Repeat the listing in full. Nothing may be added or left out.

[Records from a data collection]
════════════════════

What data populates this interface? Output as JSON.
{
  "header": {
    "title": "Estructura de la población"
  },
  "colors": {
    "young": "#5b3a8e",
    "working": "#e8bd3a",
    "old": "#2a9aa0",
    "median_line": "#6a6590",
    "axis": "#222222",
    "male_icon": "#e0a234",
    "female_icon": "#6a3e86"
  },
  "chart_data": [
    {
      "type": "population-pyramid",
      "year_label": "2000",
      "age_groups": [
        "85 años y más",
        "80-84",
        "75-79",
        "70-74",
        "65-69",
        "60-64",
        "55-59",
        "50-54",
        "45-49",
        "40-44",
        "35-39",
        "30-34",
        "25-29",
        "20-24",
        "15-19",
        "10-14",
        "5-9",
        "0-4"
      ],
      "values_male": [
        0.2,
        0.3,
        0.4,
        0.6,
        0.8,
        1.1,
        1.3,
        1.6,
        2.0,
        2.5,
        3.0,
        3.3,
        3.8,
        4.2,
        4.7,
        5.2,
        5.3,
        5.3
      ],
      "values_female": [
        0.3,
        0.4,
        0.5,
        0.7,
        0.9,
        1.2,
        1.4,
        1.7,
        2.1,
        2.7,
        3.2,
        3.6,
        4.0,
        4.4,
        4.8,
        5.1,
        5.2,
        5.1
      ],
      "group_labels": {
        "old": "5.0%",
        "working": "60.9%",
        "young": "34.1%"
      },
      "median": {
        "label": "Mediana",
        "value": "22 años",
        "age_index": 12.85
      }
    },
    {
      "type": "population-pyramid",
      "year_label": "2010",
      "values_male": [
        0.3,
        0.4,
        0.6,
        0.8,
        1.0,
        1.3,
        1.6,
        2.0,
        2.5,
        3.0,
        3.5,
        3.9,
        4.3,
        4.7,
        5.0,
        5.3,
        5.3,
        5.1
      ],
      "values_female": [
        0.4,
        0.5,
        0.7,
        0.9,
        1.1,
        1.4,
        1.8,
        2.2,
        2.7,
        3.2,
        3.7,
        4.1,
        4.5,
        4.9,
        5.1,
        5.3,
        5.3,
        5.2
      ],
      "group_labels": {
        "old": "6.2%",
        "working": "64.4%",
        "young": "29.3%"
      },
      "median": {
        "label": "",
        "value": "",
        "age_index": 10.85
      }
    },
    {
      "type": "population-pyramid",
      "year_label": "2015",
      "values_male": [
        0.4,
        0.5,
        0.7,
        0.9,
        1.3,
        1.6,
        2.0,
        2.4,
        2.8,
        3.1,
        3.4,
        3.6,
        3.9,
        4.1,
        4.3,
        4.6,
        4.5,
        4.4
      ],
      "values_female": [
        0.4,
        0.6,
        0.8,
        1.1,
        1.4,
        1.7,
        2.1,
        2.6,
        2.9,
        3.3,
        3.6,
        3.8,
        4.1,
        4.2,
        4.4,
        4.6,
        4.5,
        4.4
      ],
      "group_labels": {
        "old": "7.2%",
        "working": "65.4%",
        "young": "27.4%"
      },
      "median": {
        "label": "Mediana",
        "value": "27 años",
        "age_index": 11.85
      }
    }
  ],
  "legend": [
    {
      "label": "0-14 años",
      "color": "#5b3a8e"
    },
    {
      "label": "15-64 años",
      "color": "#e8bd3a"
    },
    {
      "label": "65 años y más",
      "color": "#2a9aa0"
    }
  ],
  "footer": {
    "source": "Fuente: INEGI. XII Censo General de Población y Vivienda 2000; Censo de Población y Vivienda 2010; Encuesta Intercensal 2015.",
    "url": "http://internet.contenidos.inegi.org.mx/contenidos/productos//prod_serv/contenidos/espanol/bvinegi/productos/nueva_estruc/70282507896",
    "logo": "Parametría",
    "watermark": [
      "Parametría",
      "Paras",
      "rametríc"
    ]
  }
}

════════════════════

Problem solution:
What data populates this interface? Output as JSON.
{
  "header": {
    "title": "Estructura de la población"
  },
  "colors": {
    "young": "#5b3a8e",
    "working": "#e8bd3a",
    "old": "#2a9aa0",
    "median_line": "#6a6590",
    "axis": "#222222",
    "male_icon": "#e0a234",
    "female_icon": "#6a3e86"
  },
  "chart_data": [
    {
      "type": "population-pyramid",
      "year_label": "2000",
      "age_groups": [
        "85 años y más",
        "80-84",
        "75-79",
        "70-74",
        "65-69",
        "60-64",
        "55-59",
        "50-54",
        "45-49",
        "40-44",
        "35-39",
        "30-34",
        "25-29",
        "20-24",
        "15-19",
        "10-14",
        "5-9",
        "0-4"
      ],
      "values_male": [
        0.2,
        0.3,
        0.4,
        0.6,
        0.8,
        1.1,
        1.3,
        1.6,
        2.0,
        2.5,
        3.0,
        3.3,
        3.8,
        4.2,
        4.7,
        5.2,
        5.3,
        5.3
      ],
      "values_female": [
        0.3,
        0.4,
        0.5,
        0.7,
        0.9,
        1.2,
        1.4,
        1.7,
        2.1,
        2.7,
        3.2,
        3.6,
        4.0,
        4.4,
        4.8,
        5.1,
        5.2,
        5.1
      ],
      "group_labels": {
        "old": "5.0%",
        "working": "60.9%",
        "young": "34.1%"
      },
      "median": {
        "label": "Mediana",
        "value": "22 años",
        "age_index": 12.85
      }
    },
    {
      "type": "population-pyramid",
      "year_label": "2010",
      "values_male": [
        0.3,
        0.4,
        0.6,
        0.8,
        1.0,
        1.3,
        1.6,
        2.0,
        2.5,
        3.0,
        3.5,
        3.9,
        4.3,
        4.7,
        5.0,
        5.3,
        5.3,
        5.1
      ],
      "values_female": [
        0.4,
        0.5,
        0.7,
        0.9,
        1.1,
        1.4,
        1.8,
        2.2,
        2.7,
        3.2,
        3.7,
        4.1,
        4.5,
        4.9,
        5.1,
        5.3,
        5.3,
        5.2
      ],
      "group_labels": {
        "old": "6.2%",
        "working": "64.4%",
        "young": "29.3%"
      },
      "median": {
        "label": "",
        "value": "",
        "age_index": 10.85
      }
    },
    {
      "type": "population-pyramid",
      "year_label": "2015",
      "values_male": [
        0.4,
        0.5,
        0.7,
        0.9,
        1.3,
        1.6,
        2.0,
        2.4,
        2.8,
        3.1,
        3.4,
        3.6,
        3.9,
        4.1,
        4.3,
        4.6,
        4.5,
        4.4
      ],
      "values_female": [
        0.4,
        0.6,
        0.8,
        1.1,
        1.4,
        1.7,
        2.1,
        2.6,
        2.9,
        3.3,
        3.6,
        3.8,
        4.1,
        4.2,
        4.4,
        4.6,
        4.5,
        4.4
      ],
      "group_labels": {
        "old": "7.2%",
        "working": "65.4%",
        "young": "27.4%"
      },
      "median": {
        "label": "Mediana",
        "value": "27 años",
        "age_index": 11.85
      }
    }
  ],
  "legend": [
    {
      "label": "0-14 años",
      "color": "#5b3a8e"
    },
    {
      "label": "15-64 años",
      "color": "#e8bd3a"
    },
    {
      "label": "65 años y más",
      "color": "#2a9aa0"
    }
  ],
  "footer": {
    "source": "Fuente: INEGI. XII Censo General de Población y Vivienda 2000; Censo de Población y Vivienda 2010; Encuesta Intercensal 2015.",
    "url": "http://internet.contenidos.inegi.org.mx/contenidos/productos//prod_serv/contenidos/espanol/bvinegi/productos/nueva_estruc/70282507896",
    "logo": "Parametría",
    "watermark": [
      "Parametría",
      "Paras",
      "rametríc"
    ]
  }
}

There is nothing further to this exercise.